- **Task statement**:
For the records below, report how many lines include "mTOR", with no accompanying text.

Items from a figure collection
^^^^^^^^

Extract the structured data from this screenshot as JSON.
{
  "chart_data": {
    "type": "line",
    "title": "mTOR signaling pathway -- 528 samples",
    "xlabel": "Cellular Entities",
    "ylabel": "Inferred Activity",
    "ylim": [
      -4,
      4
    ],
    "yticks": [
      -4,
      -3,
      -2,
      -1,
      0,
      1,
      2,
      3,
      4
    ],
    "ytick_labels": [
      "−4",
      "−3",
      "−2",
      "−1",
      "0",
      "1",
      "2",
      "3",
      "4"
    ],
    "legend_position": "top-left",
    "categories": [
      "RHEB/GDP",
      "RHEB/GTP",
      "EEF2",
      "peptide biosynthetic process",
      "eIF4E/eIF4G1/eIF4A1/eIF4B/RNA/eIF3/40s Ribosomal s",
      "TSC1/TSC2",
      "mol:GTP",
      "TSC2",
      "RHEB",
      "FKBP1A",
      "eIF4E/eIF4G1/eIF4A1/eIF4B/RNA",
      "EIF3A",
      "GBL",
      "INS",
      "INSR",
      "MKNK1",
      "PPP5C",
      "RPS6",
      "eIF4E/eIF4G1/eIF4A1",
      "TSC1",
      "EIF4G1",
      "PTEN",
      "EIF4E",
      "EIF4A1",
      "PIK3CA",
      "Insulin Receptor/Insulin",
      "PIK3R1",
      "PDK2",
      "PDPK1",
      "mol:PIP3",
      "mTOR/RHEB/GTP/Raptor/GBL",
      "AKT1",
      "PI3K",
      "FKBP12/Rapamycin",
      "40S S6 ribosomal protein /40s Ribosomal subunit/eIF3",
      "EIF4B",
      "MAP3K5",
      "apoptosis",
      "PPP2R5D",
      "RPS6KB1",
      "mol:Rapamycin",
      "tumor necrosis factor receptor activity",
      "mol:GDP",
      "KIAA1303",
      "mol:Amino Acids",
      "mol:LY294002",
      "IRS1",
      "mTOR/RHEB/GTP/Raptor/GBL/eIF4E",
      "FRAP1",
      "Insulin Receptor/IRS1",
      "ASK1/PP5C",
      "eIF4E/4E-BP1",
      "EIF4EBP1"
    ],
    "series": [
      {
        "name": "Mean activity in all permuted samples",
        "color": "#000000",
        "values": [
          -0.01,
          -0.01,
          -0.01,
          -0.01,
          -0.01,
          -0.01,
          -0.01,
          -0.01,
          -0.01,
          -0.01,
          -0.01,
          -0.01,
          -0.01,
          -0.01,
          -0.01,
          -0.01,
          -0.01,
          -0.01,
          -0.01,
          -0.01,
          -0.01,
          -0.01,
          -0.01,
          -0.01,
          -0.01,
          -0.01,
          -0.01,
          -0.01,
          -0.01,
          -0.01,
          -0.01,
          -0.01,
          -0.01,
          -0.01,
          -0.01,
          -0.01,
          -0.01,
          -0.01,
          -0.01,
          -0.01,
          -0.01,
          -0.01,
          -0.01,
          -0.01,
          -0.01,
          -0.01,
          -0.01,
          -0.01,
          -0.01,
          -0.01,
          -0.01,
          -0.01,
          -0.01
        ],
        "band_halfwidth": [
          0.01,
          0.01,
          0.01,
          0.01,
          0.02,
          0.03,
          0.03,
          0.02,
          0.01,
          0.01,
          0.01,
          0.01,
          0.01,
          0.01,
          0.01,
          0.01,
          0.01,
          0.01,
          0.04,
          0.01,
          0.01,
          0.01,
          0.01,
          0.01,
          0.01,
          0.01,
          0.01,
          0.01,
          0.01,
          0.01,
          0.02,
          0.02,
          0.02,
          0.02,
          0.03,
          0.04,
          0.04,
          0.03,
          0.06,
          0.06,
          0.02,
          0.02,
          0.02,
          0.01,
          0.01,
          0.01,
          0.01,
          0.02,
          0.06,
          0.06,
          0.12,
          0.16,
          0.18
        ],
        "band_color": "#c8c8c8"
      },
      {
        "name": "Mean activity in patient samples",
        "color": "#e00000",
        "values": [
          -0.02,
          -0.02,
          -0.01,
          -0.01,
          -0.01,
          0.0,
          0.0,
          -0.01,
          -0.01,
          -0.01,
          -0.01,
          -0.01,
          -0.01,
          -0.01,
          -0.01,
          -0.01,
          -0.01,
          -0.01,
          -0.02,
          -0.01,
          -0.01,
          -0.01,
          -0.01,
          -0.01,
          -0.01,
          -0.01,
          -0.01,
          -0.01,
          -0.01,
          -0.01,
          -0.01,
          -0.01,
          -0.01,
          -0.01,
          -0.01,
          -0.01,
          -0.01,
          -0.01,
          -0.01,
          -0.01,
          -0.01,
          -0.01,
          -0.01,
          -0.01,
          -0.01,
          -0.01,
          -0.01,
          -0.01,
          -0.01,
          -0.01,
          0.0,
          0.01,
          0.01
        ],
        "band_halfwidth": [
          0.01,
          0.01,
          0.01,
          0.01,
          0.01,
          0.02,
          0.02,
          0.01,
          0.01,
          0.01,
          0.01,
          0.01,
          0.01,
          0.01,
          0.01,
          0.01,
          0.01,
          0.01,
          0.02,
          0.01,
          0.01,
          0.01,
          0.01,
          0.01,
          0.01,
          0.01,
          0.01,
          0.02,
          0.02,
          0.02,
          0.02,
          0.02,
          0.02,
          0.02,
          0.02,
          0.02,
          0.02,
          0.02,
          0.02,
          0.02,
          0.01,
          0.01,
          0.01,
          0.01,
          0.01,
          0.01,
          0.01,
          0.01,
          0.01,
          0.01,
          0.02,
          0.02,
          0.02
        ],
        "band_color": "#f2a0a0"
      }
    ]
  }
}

^^^^^^^^

- **Result**:
3